◆ **WHAT YOU ARE ASKED TO DO**:
Lines holding the string "timeline" are the ones to copy; find them all in the data.

━━━━━ ENTRIES PROVIDED ━━━━━

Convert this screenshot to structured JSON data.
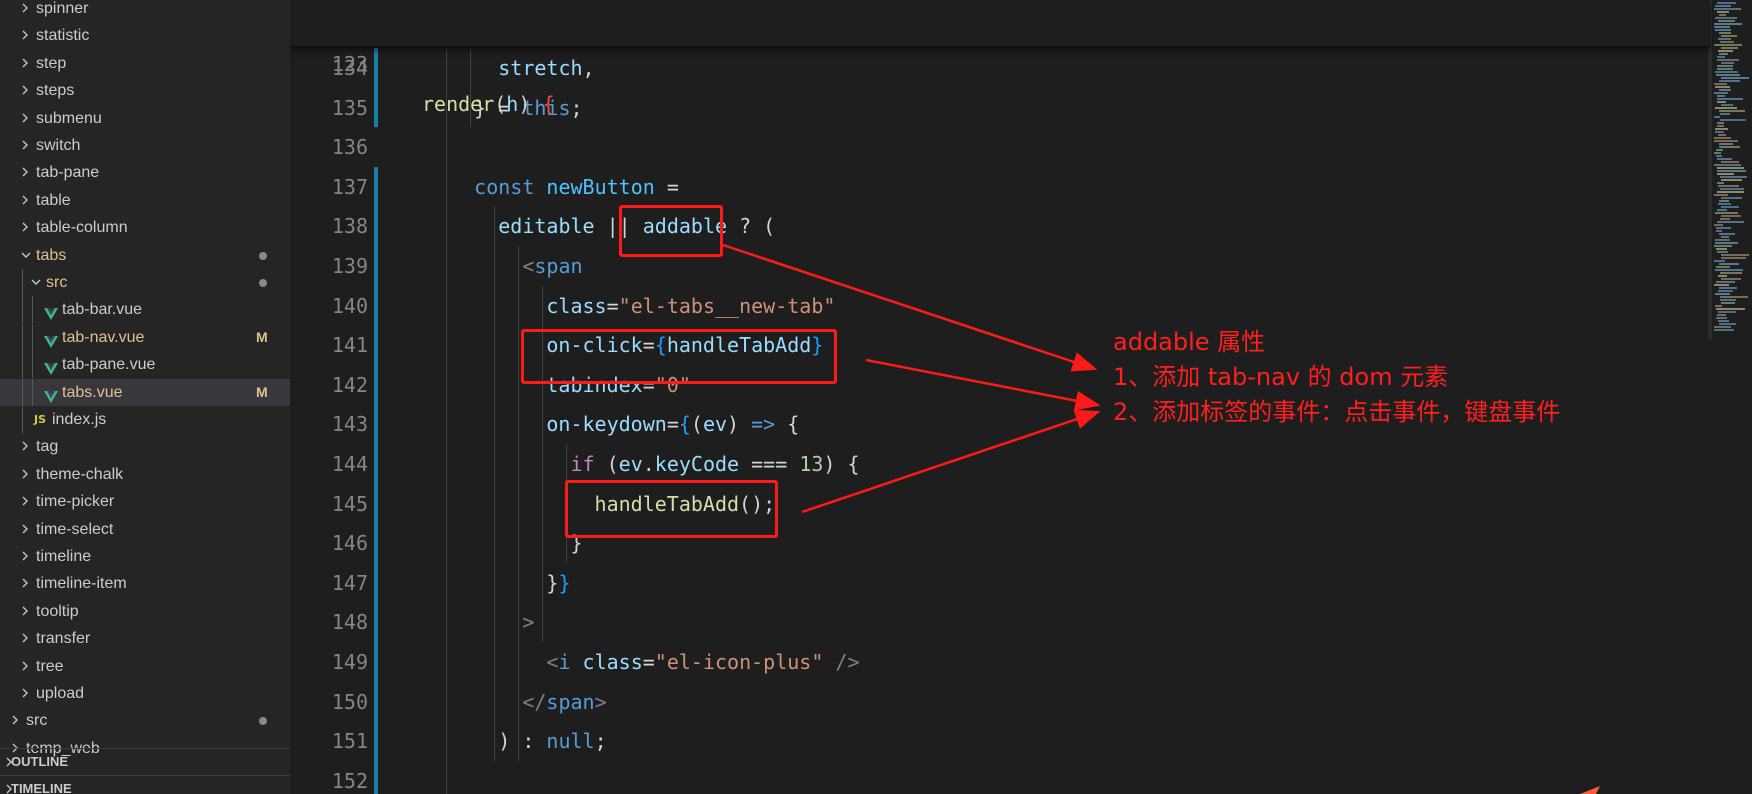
{
  "explorer": {
    "items": [
      {
        "label": "spinner",
        "type": "folder",
        "indent": 1,
        "expanded": false
      },
      {
        "label": "statistic",
        "type": "folder",
        "indent": 1,
        "expanded": false
      },
      {
        "label": "step",
        "type": "folder",
        "indent": 1,
        "expanded": false
      },
      {
        "label": "steps",
        "type": "folder",
        "indent": 1,
        "expanded": false
      },
      {
        "label": "submenu",
        "type": "folder",
        "indent": 1,
        "expanded": false
      },
      {
        "label": "switch",
        "type": "folder",
        "indent": 1,
        "expanded": false
      },
      {
        "label": "tab-pane",
        "type": "folder",
        "indent": 1,
        "expanded": false
      },
      {
        "label": "table",
        "type": "folder",
        "indent": 1,
        "expanded": false
      },
      {
        "label": "table-column",
        "type": "folder",
        "indent": 1,
        "expanded": false
      },
      {
        "label": "tabs",
        "type": "folder",
        "indent": 1,
        "expanded": true,
        "status": "dot",
        "modified": true
      },
      {
        "label": "src",
        "type": "folder",
        "indent": 2,
        "expanded": true,
        "status": "dot",
        "modified": true
      },
      {
        "label": "tab-bar.vue",
        "type": "vue",
        "indent": 3
      },
      {
        "label": "tab-nav.vue",
        "type": "vue",
        "indent": 3,
        "status": "M",
        "modified": true
      },
      {
        "label": "tab-pane.vue",
        "type": "vue",
        "indent": 3
      },
      {
        "label": "tabs.vue",
        "type": "vue",
        "indent": 3,
        "status": "M",
        "modified": true,
        "selected": true
      },
      {
        "label": "index.js",
        "type": "js",
        "indent": 2
      },
      {
        "label": "tag",
        "type": "folder",
        "indent": 1,
        "expanded": false
      },
      {
        "label": "theme-chalk",
        "type": "folder",
        "indent": 1,
        "expanded": false
      },
      {
        "label": "time-picker",
        "type": "folder",
        "indent": 1,
        "expanded": false
      },
      {
        "label": "time-select",
        "type": "folder",
        "indent": 1,
        "expanded": false
      },
      {
        "label": "timeline",
        "type": "folder",
        "indent": 1,
        "expanded": false
      },
      {
        "label": "timeline-item",
        "type": "folder",
        "indent": 1,
        "expanded": false
      },
      {
        "label": "tooltip",
        "type": "folder",
        "indent": 1,
        "expanded": false
      },
      {
        "label": "transfer",
        "type": "folder",
        "indent": 1,
        "expanded": false
      },
      {
        "label": "tree",
        "type": "folder",
        "indent": 1,
        "expanded": false
      },
      {
        "label": "upload",
        "type": "folder",
        "indent": 1,
        "expanded": false
      },
      {
        "label": "src",
        "type": "folder",
        "indent": 0,
        "expanded": false,
        "status": "dot"
      },
      {
        "label": "temp_web",
        "type": "folder",
        "indent": 0,
        "expanded": false
      }
    ],
    "js_icon_text": "JS",
    "sections": {
      "outline": "OUTLINE",
      "timeline": "TIMELINE"
    }
  },
  "editor": {
    "sticky": {
      "number": "123",
      "tokens": [
        [
          "render",
          "fn"
        ],
        [
          "(",
          "plain"
        ],
        [
          "h",
          "param"
        ],
        [
          ")",
          "plain"
        ],
        [
          " ",
          "plain"
        ],
        [
          "{",
          "redbrace"
        ]
      ]
    },
    "lines": [
      {
        "number": "134",
        "tokens": [
          [
            "stretch",
            "var"
          ],
          [
            ",",
            "plain"
          ]
        ]
      },
      {
        "number": "135",
        "tokens": [
          [
            "}",
            "plain"
          ],
          [
            " = ",
            "plain"
          ],
          [
            "this",
            "kw"
          ],
          [
            ";",
            "plain"
          ]
        ]
      },
      {
        "number": "136",
        "tokens": []
      },
      {
        "number": "137",
        "tokens": [
          [
            "const",
            "kw"
          ],
          [
            " ",
            "plain"
          ],
          [
            "newButton",
            "const"
          ],
          [
            " =",
            "plain"
          ]
        ]
      },
      {
        "number": "138",
        "tokens": [
          [
            "editable",
            "var"
          ],
          [
            " || ",
            "plain"
          ],
          [
            "addable",
            "var"
          ],
          [
            " ? (",
            "plain"
          ]
        ]
      },
      {
        "number": "139",
        "tokens": [
          [
            "<",
            "punct"
          ],
          [
            "span",
            "tag"
          ]
        ]
      },
      {
        "number": "140",
        "tokens": [
          [
            "class",
            "attr"
          ],
          [
            "=",
            "plain"
          ],
          [
            "\"el-tabs__new-tab\"",
            "str"
          ]
        ]
      },
      {
        "number": "141",
        "tokens": [
          [
            "on-click",
            "attr"
          ],
          [
            "=",
            "plain"
          ],
          [
            "{",
            "blue"
          ],
          [
            "handleTabAdd",
            "var"
          ],
          [
            "}",
            "blue"
          ]
        ]
      },
      {
        "number": "142",
        "tokens": [
          [
            "tabindex",
            "attr"
          ],
          [
            "=",
            "plain"
          ],
          [
            "\"0\"",
            "str"
          ]
        ]
      },
      {
        "number": "143",
        "tokens": [
          [
            "on-keydown",
            "attr"
          ],
          [
            "=",
            "plain"
          ],
          [
            "{",
            "blue"
          ],
          [
            "(",
            "plain"
          ],
          [
            "ev",
            "param"
          ],
          [
            ") ",
            "plain"
          ],
          [
            "=>",
            "kw"
          ],
          [
            " {",
            "plain"
          ]
        ]
      },
      {
        "number": "144",
        "tokens": [
          [
            "if",
            "ctrl"
          ],
          [
            " (",
            "plain"
          ],
          [
            "ev",
            "var"
          ],
          [
            ".",
            "plain"
          ],
          [
            "keyCode",
            "var"
          ],
          [
            " === ",
            "plain"
          ],
          [
            "13",
            "num"
          ],
          [
            ") {",
            "plain"
          ]
        ]
      },
      {
        "number": "145",
        "tokens": [
          [
            "handleTabAdd",
            "fn"
          ],
          [
            "();",
            "plain"
          ]
        ]
      },
      {
        "number": "146",
        "tokens": [
          [
            "}",
            "plain"
          ]
        ]
      },
      {
        "number": "147",
        "tokens": [
          [
            "}",
            "plain"
          ],
          [
            "}",
            "blue"
          ]
        ]
      },
      {
        "number": "148",
        "tokens": [
          [
            ">",
            "punct"
          ]
        ]
      },
      {
        "number": "149",
        "tokens": [
          [
            "<",
            "punct"
          ],
          [
            "i",
            "tag"
          ],
          [
            " ",
            "plain"
          ],
          [
            "class",
            "attr"
          ],
          [
            "=",
            "plain"
          ],
          [
            "\"el-icon-plus\"",
            "str"
          ],
          [
            " />",
            "punct"
          ]
        ]
      },
      {
        "number": "150",
        "tokens": [
          [
            "</",
            "punct"
          ],
          [
            "span",
            "tag"
          ],
          [
            ">",
            "punct"
          ]
        ]
      },
      {
        "number": "151",
        "tokens": [
          [
            ")",
            "plain"
          ],
          [
            " : ",
            "plain"
          ],
          [
            "null",
            "kw"
          ],
          [
            ";",
            "plain"
          ]
        ]
      },
      {
        "number": "152",
        "tokens": []
      }
    ]
  },
  "annotation": {
    "title": "addable 属性",
    "line1": "1、添加 tab-nav 的 dom 元素",
    "line2": "2、添加标签的事件：点击事件，键盘事件",
    "color": "#ff1f1f"
  },
  "colors": {
    "editor_bg": "#1e1e1e",
    "sidebar_bg": "#252526",
    "selected_row": "#37373d",
    "modified": "#e2c08d",
    "git_modified_bar": "#1b81a8"
  }
}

━━━━━

◆ **SOLUTION BELOW**:
        "label": "timeline",
        "label": "timeline-item",
      "timeline": "TIMELINE"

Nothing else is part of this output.